┌─ DATA FOR PROCESSING
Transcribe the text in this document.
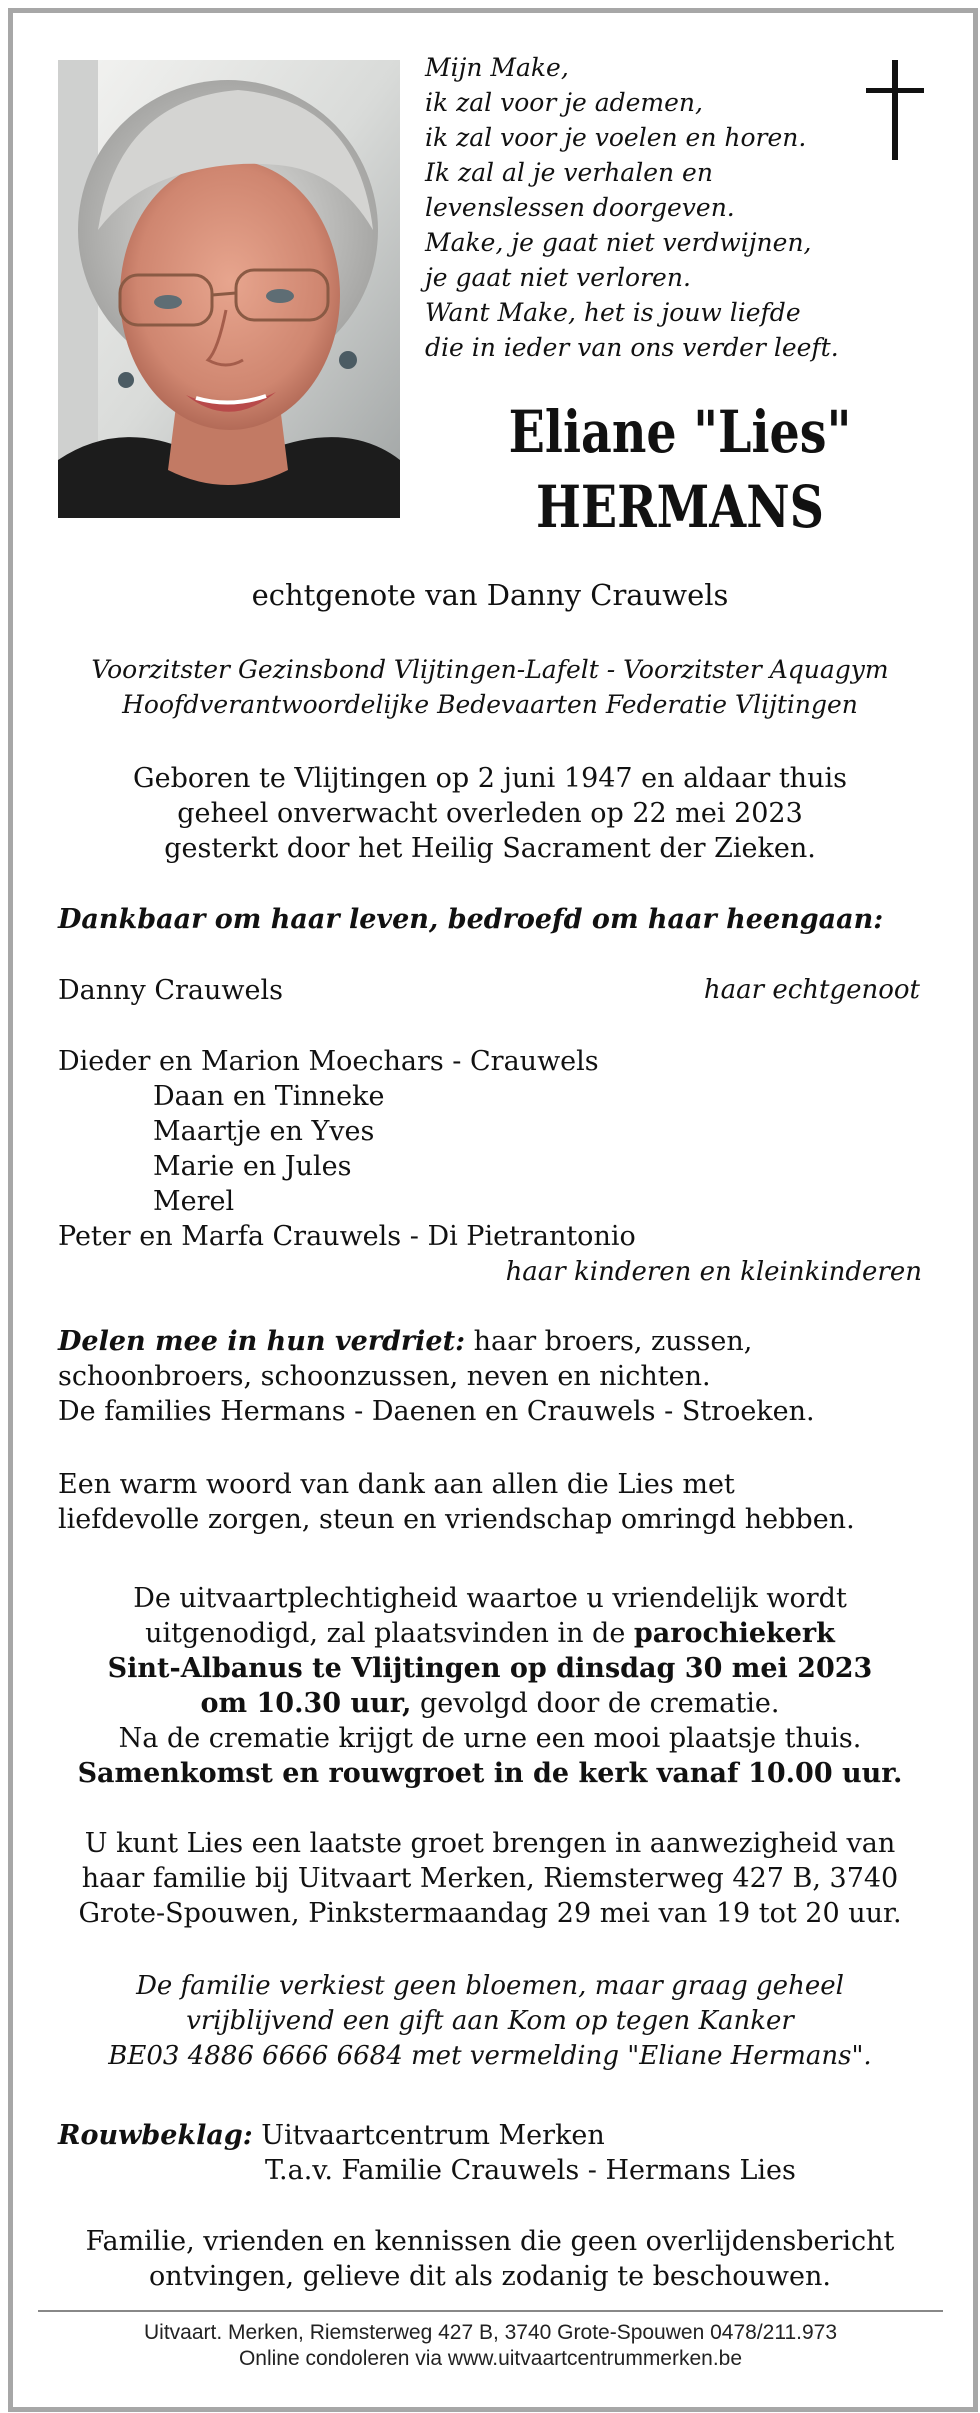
Mijn Make,
ik zal voor je ademen,
ik zal voor je voelen en horen.
Ik zal al je verhalen en
levenslessen doorgeven.
Make, je gaat niet verdwijnen,
je gaat niet verloren.
Want Make, het is jouw liefde
die in ieder van ons verder leeft.
Eliane "Lies"
HERMANS
echtgenote van Danny Crauwels
Voorzitster Gezinsbond Vlijtingen-Lafelt - Voorzitster Aquagym
Hoofdverantwoordelijke Bedevaarten Federatie Vlijtingen
Geboren te Vlijtingen op 2 juni 1947 en aldaar thuis
geheel onverwacht overleden op 22 mei 2023
gesterkt door het Heilig Sacrament der Zieken.
Dankbaar om haar leven, bedroefd om haar heengaan:
Danny Crauwels	haar echtgenoot
Dieder en Marion Moechars - Crauwels
Daan en Tinneke
Maartje en Yves
Marie en Jules
Merel
Peter en Marfa Crauwels - Di Pietrantonio
haar kinderen en kleinkinderen
Delen mee in hun verdriet: haar broers, zussen,
schoonbroers, schoonzussen, neven en nichten.
De families Hermans - Daenen en Crauwels - Stroeken.
Een warm woord van dank aan allen die Lies met
liefdevolle zorgen, steun en vriendschap omringd hebben.
De uitvaartplechtigheid waartoe u vriendelijk wordt
uitgenodigd, zal plaatsvinden in de parochiekerk
Sint-Albanus te Vlijtingen op dinsdag 30 mei 2023
om 10.30 uur, gevolgd door de crematie.
Na de crematie krijgt de urne een mooi plaatsje thuis.
Samenkomst en rouwgroet in de kerk vanaf 10.00 uur.
U kunt Lies een laatste groet brengen in aanwezigheid van
haar familie bij Uitvaart Merken, Riemsterweg 427 B, 3740
Grote-Spouwen, Pinkstermaandag 29 mei van 19 tot 20 uur.
De familie verkiest geen bloemen, maar graag geheel
vrijblijvend een gift aan Kom op tegen Kanker
BE03 4886 6666 6684 met vermelding "Eliane Hermans".
Rouwbeklag: Uitvaartcentrum Merken
T.a.v. Familie Crauwels - Hermans Lies
Familie, vrienden en kennissen die geen overlijdensbericht
ontvingen, gelieve dit als zodanig te beschouwen.
Uitvaart. Merken, Riemsterweg 427 B, 3740 Grote-Spouwen 0478/211.973
Online condoleren via www.uitvaartcentrummerken.be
└─
TASK REQUIREMENTS » Give back all entries exactly. No pictures belong in the copy.

COMPLETE OUTPUT »
Transcribe the text in this document.
Mijn Make,
ik zal voor je ademen,
ik zal voor je voelen en horen.
Ik zal al je verhalen en
levenslessen doorgeven.
Make, je gaat niet verdwijnen,
je gaat niet verloren.
Want Make, het is jouw liefde
die in ieder van ons verder leeft.
Eliane "Lies"
HERMANS
echtgenote van Danny Crauwels
Voorzitster Gezinsbond Vlijtingen-Lafelt - Voorzitster Aquagym
Hoofdverantwoordelijke Bedevaarten Federatie Vlijtingen
Geboren te Vlijtingen op 2 juni 1947 en aldaar thuis
geheel onverwacht overleden op 22 mei 2023
gesterkt door het Heilig Sacrament der Zieken.
Dankbaar om haar leven, bedroefd om haar heengaan:
Danny Crauwels	haar echtgenoot
Dieder en Marion Moechars - Crauwels
Daan en Tinneke
Maartje en Yves
Marie en Jules
Merel
Peter en Marfa Crauwels - Di Pietrantonio
haar kinderen en kleinkinderen
Delen mee in hun verdriet: haar broers, zussen,
schoonbroers, schoonzussen, neven en nichten.
De families Hermans - Daenen en Crauwels - Stroeken.
Een warm woord van dank aan allen die Lies met
liefdevolle zorgen, steun en vriendschap omringd hebben.
De uitvaartplechtigheid waartoe u vriendelijk wordt
uitgenodigd, zal plaatsvinden in de parochiekerk
Sint-Albanus te Vlijtingen op dinsdag 30 mei 2023
om 10.30 uur, gevolgd door de crematie.
Na de crematie krijgt de urne een mooi plaatsje thuis.
Samenkomst en rouwgroet in de kerk vanaf 10.00 uur.
U kunt Lies een laatste groet brengen in aanwezigheid van
haar familie bij Uitvaart Merken, Riemsterweg 427 B, 3740
Grote-Spouwen, Pinkstermaandag 29 mei van 19 tot 20 uur.
De familie verkiest geen bloemen, maar graag geheel
vrijblijvend een gift aan Kom op tegen Kanker
BE03 4886 6666 6684 met vermelding "Eliane Hermans".
Rouwbeklag: Uitvaartcentrum Merken
T.a.v. Familie Crauwels - Hermans Lies
Familie, vrienden en kennissen die geen overlijdensbericht
ontvingen, gelieve dit als zodanig te beschouwen.
Uitvaart. Merken, Riemsterweg 427 B, 3740 Grote-Spouwen 0478/211.973
Online condoleren via www.uitvaartcentrummerken.be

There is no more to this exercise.